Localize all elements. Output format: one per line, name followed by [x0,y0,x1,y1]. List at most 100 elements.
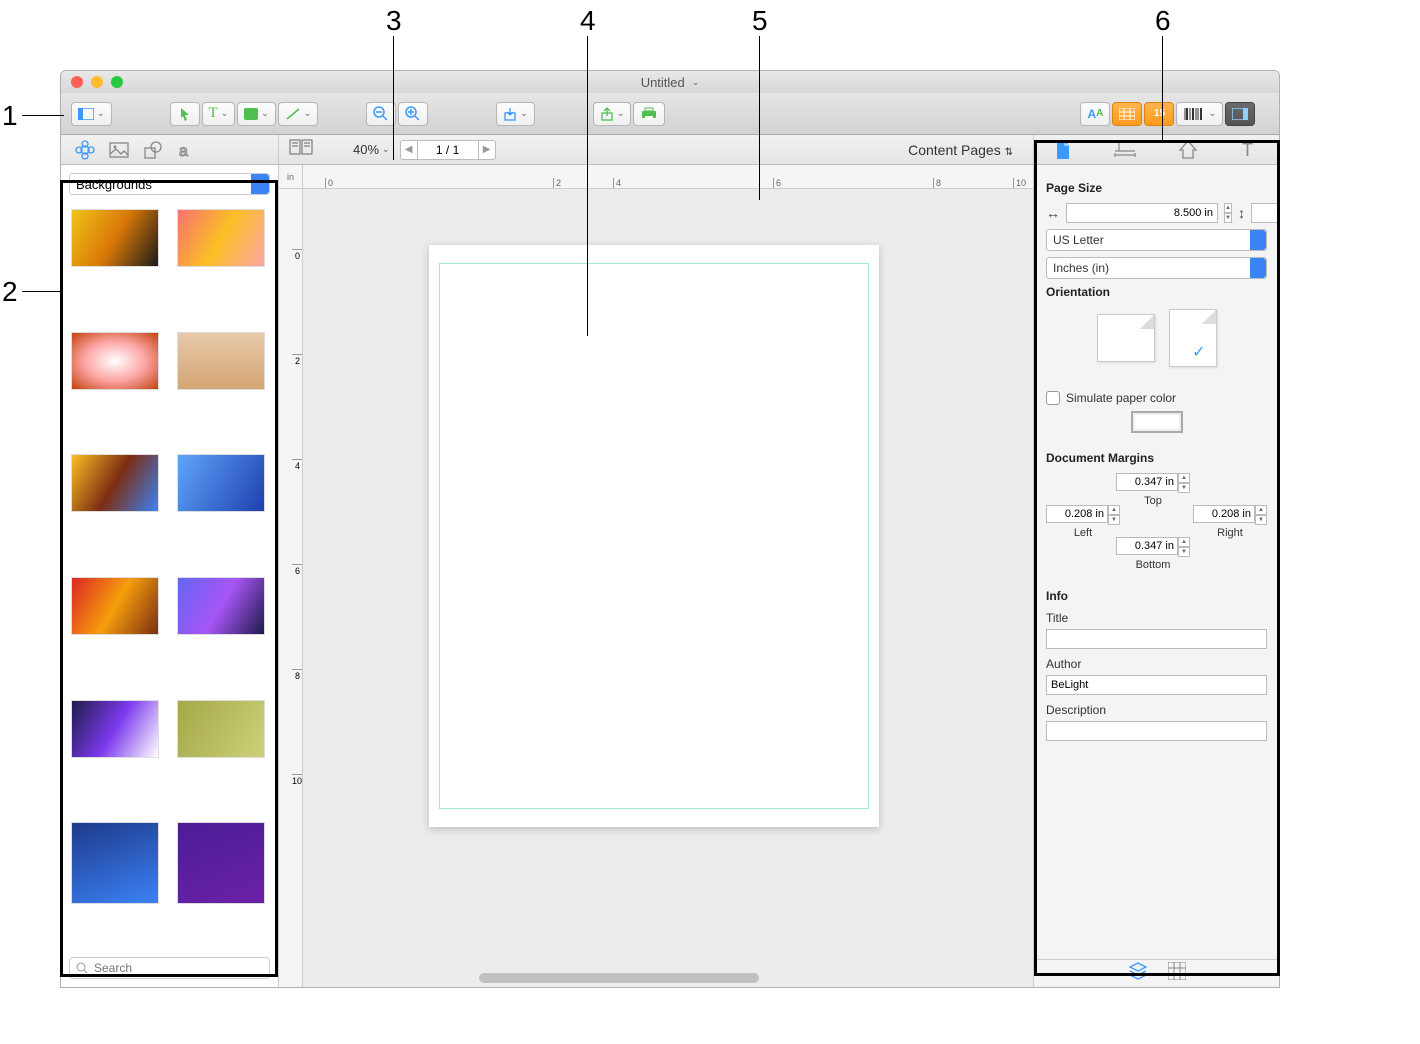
background-thumbnail[interactable] [71,332,159,390]
callout-line [22,115,64,116]
minimize-window-button[interactable] [91,76,103,88]
page-height-field[interactable] [1251,203,1279,223]
content-pages-dropdown[interactable]: Content Pages ⇅ [908,142,1023,158]
selection-tool-button[interactable] [170,102,200,126]
landscape-orientation-button[interactable] [1097,314,1155,362]
page-navigator: ◀ ▶ [400,140,496,160]
zoom-level-control[interactable]: 40%⌄ [353,142,390,157]
background-thumbnail[interactable] [71,700,159,758]
shape-tool-button[interactable]: ⌄ [237,102,276,126]
background-thumbnail[interactable] [71,577,159,635]
page-number-field[interactable] [418,140,478,160]
thumbnail-grid [61,203,278,949]
preset-value: US Letter [1053,233,1104,247]
title-label: Title [1046,611,1267,625]
close-window-button[interactable] [71,76,83,88]
margin-bottom-field[interactable] [1116,537,1178,555]
simulate-paper-checkbox[interactable] [1046,391,1060,405]
chevron-down-icon: ⌄ [261,108,269,119]
shapes-tab[interactable] [143,141,163,159]
calendar-grid-button[interactable] [1112,102,1142,126]
info-label: Info [1046,589,1267,603]
main-toolbar: ⌄ T⌄ ⌄ ⌄ ⌄ ⌄ AA 15 ⌄ [61,93,1279,135]
text-styles-tab[interactable]: a [177,141,195,159]
background-thumbnail[interactable] [71,209,159,267]
background-thumbnail[interactable] [177,454,265,512]
document-page[interactable] [429,245,879,827]
callout-1: 1 [2,100,18,132]
category-dropdown[interactable]: Backgrounds [69,173,270,195]
width-stepper[interactable]: ▲▼ [1224,203,1232,223]
share-button[interactable]: ⌄ [593,102,632,126]
check-icon: ✓ [1192,342,1205,362]
text-tool-button[interactable]: T⌄ [202,102,236,126]
ruler-corner: in [279,165,303,189]
background-thumbnail[interactable] [177,332,265,390]
document-title[interactable]: Untitled ⌄ [641,75,700,90]
margin-right-field[interactable] [1193,505,1255,523]
background-thumbnail[interactable] [177,209,265,267]
barcode-button[interactable]: ⌄ [1176,102,1223,126]
background-thumbnail[interactable] [177,700,265,758]
toggle-source-panel-button[interactable]: ⌄ [71,102,112,126]
calendar-date-button[interactable]: 15 [1144,102,1174,126]
paper-color-well[interactable] [1131,411,1183,433]
appearance-inspector-tab[interactable] [1179,140,1197,160]
callout-line [587,36,588,336]
prev-page-button[interactable]: ◀ [400,140,418,160]
horizontal-scrollbar[interactable] [479,973,759,983]
toggle-inspector-button[interactable] [1225,102,1255,126]
title-field[interactable] [1046,629,1267,649]
canvas-area[interactable]: in 0 2 4 6 8 10 0 2 4 6 8 10 [279,165,1033,987]
print-button[interactable] [633,102,665,126]
margin-left-field[interactable] [1046,505,1108,523]
callout-2: 2 [2,276,18,308]
page-preset-dropdown[interactable]: US Letter [1046,229,1267,251]
zoom-window-button[interactable] [111,76,123,88]
units-dropdown[interactable]: Inches (in) [1046,257,1267,279]
margin-top-label: Top [1144,495,1162,507]
description-label: Description [1046,703,1267,717]
layers-tab[interactable] [1128,962,1148,985]
callout-3: 3 [386,5,402,37]
margin-stepper[interactable]: ▲▼ [1255,505,1267,525]
chevron-down-icon: ⌄ [520,108,528,119]
svg-text:a: a [179,143,188,159]
orientation-label: Orientation [1046,285,1267,299]
next-page-button[interactable]: ▶ [478,140,496,160]
import-button[interactable]: ⌄ [496,102,535,126]
background-thumbnail[interactable] [177,822,265,904]
callout-line [1162,36,1163,140]
search-input[interactable] [69,957,270,979]
title-text: Untitled [641,75,685,90]
inspector-tabs: T [1033,135,1279,164]
margin-stepper[interactable]: ▲▼ [1178,537,1190,557]
pages-view-button[interactable] [289,139,313,160]
author-field[interactable] [1046,675,1267,695]
sub-toolbar: a 40%⌄ ◀ ▶ Content Pages ⇅ T [61,135,1279,165]
zoom-in-button[interactable] [398,102,428,126]
chevron-down-icon: ⌄ [1208,108,1216,119]
portrait-orientation-button[interactable]: ✓ [1169,309,1217,367]
background-thumbnail[interactable] [71,454,159,512]
margin-stepper[interactable]: ▲▼ [1108,505,1120,525]
fonts-button[interactable]: AA [1080,102,1110,126]
geometry-inspector-tab[interactable] [1114,141,1136,159]
margin-top-field[interactable] [1116,473,1178,491]
text-inspector-tab[interactable]: T [1240,141,1258,159]
margins-label: Document Margins [1046,451,1267,465]
photos-tab[interactable] [109,142,129,158]
line-tool-button[interactable]: ⌄ [278,102,319,126]
document-inspector-tab[interactable] [1055,140,1071,160]
zoom-out-button[interactable] [366,102,396,126]
background-thumbnail[interactable] [71,822,159,904]
height-icon: ↕ [1238,205,1245,221]
clipart-tab[interactable] [75,140,95,160]
margin-stepper[interactable]: ▲▼ [1178,473,1190,493]
units-value: Inches (in) [1053,261,1109,275]
background-thumbnail[interactable] [177,577,265,635]
grid-tab[interactable] [1168,962,1186,985]
page-margin-guide [439,263,869,809]
description-field[interactable] [1046,721,1267,741]
page-width-field[interactable] [1066,203,1218,223]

Instructions to follow –
Copy all the records above line for line, leaving out the pictures.

Solution for this problem –
Localize all elements. Output format: one per line, name followed by [x0,y0,x1,y1]. List at most 100 elements.
background-thumbnail[interactable] [71,332,159,390]
callout-line [22,115,64,116]
minimize-window-button[interactable] [91,76,103,88]
page-height-field[interactable] [1251,203,1279,223]
content-pages-dropdown[interactable]: Content Pages ⇅ [908,142,1023,158]
selection-tool-button[interactable] [170,102,200,126]
landscape-orientation-button[interactable] [1097,314,1155,362]
page-navigator: ◀ ▶ [400,140,496,160]
zoom-level-control[interactable]: 40%⌄ [353,142,390,157]
background-thumbnail[interactable] [71,700,159,758]
shape-tool-button[interactable]: ⌄ [237,102,276,126]
background-thumbnail[interactable] [71,577,159,635]
page-number-field[interactable] [418,140,478,160]
thumbnail-grid [61,203,278,949]
preset-value: US Letter [1053,233,1104,247]
title-label: Title [1046,611,1267,625]
close-window-button[interactable] [71,76,83,88]
margin-bottom-field[interactable] [1116,537,1178,555]
simulate-paper-checkbox[interactable] [1046,391,1060,405]
chevron-down-icon: ⌄ [261,108,269,119]
shapes-tab[interactable] [143,141,163,159]
calendar-grid-button[interactable] [1112,102,1142,126]
info-label: Info [1046,589,1267,603]
main-toolbar: ⌄ T⌄ ⌄ ⌄ ⌄ ⌄ AA 15 ⌄ [61,93,1279,135]
text-styles-tab[interactable]: a [177,141,195,159]
background-thumbnail[interactable] [71,209,159,267]
background-thumbnail[interactable] [177,454,265,512]
document-page[interactable] [429,245,879,827]
callout-1: 1 [2,100,18,132]
category-dropdown[interactable]: Backgrounds [69,173,270,195]
width-stepper[interactable]: ▲▼ [1224,203,1232,223]
share-button[interactable]: ⌄ [593,102,632,126]
check-icon: ✓ [1192,342,1205,362]
text-tool-button[interactable]: T⌄ [202,102,236,126]
ruler-corner: in [279,165,303,189]
background-thumbnail[interactable] [177,332,265,390]
document-title[interactable]: Untitled ⌄ [641,75,700,90]
margin-right-field[interactable] [1193,505,1255,523]
background-thumbnail[interactable] [177,209,265,267]
barcode-button[interactable]: ⌄ [1176,102,1223,126]
background-thumbnail[interactable] [177,700,265,758]
toggle-source-panel-button[interactable]: ⌄ [71,102,112,126]
calendar-date-button[interactable]: 15 [1144,102,1174,126]
paper-color-well[interactable] [1131,411,1183,433]
appearance-inspector-tab[interactable] [1179,140,1197,160]
callout-line [587,36,588,336]
prev-page-button[interactable]: ◀ [400,140,418,160]
horizontal-scrollbar[interactable] [479,973,759,983]
toggle-inspector-button[interactable] [1225,102,1255,126]
title-field[interactable] [1046,629,1267,649]
canvas-area[interactable]: in 0 2 4 6 8 10 0 2 4 6 8 10 [279,165,1033,987]
print-button[interactable] [633,102,665,126]
margin-left-field[interactable] [1046,505,1108,523]
callout-2: 2 [2,276,18,308]
page-preset-dropdown[interactable]: US Letter [1046,229,1267,251]
zoom-window-button[interactable] [111,76,123,88]
units-dropdown[interactable]: Inches (in) [1046,257,1267,279]
margin-top-label: Top [1144,495,1162,507]
description-label: Description [1046,703,1267,717]
layers-tab[interactable] [1128,962,1148,985]
callout-3: 3 [386,5,402,37]
margin-stepper[interactable]: ▲▼ [1255,505,1267,525]
chevron-down-icon: ⌄ [520,108,528,119]
svg-text:a: a [179,143,188,159]
orientation-label: Orientation [1046,285,1267,299]
next-page-button[interactable]: ▶ [478,140,496,160]
import-button[interactable]: ⌄ [496,102,535,126]
background-thumbnail[interactable] [177,822,265,904]
callout-line [1162,36,1163,140]
search-input[interactable] [69,957,270,979]
title-text: Untitled [641,75,685,90]
inspector-tabs: T [1033,135,1279,164]
margin-stepper[interactable]: ▲▼ [1178,537,1190,557]
pages-view-button[interactable] [289,139,313,160]
author-field[interactable] [1046,675,1267,695]
sub-toolbar: a 40%⌄ ◀ ▶ Content Pages ⇅ T [61,135,1279,165]
zoom-in-button[interactable] [398,102,428,126]
chevron-down-icon: ⌄ [1208,108,1216,119]
portrait-orientation-button[interactable]: ✓ [1169,309,1217,367]
background-thumbnail[interactable] [71,454,159,512]
margin-stepper[interactable]: ▲▼ [1108,505,1120,525]
fonts-button[interactable]: AA [1080,102,1110,126]
geometry-inspector-tab[interactable] [1114,141,1136,159]
margin-top-field[interactable] [1116,473,1178,491]
text-inspector-tab[interactable]: T [1240,141,1258,159]
margins-label: Document Margins [1046,451,1267,465]
photos-tab[interactable] [109,142,129,158]
line-tool-button[interactable]: ⌄ [278,102,319,126]
document-inspector-tab[interactable] [1055,140,1071,160]
zoom-out-button[interactable] [366,102,396,126]
background-thumbnail[interactable] [71,822,159,904]
height-icon: ↕ [1238,205,1245,221]
clipart-tab[interactable] [75,140,95,160]
margin-stepper[interactable]: ▲▼ [1178,473,1190,493]
units-value: Inches (in) [1053,261,1109,275]
background-thumbnail[interactable] [177,577,265,635]
grid-tab[interactable] [1168,962,1186,985]
page-margin-guide [439,263,869,809]
description-field[interactable] [1046,721,1267,741]
page-width-field[interactable] [1066,203,1218,223]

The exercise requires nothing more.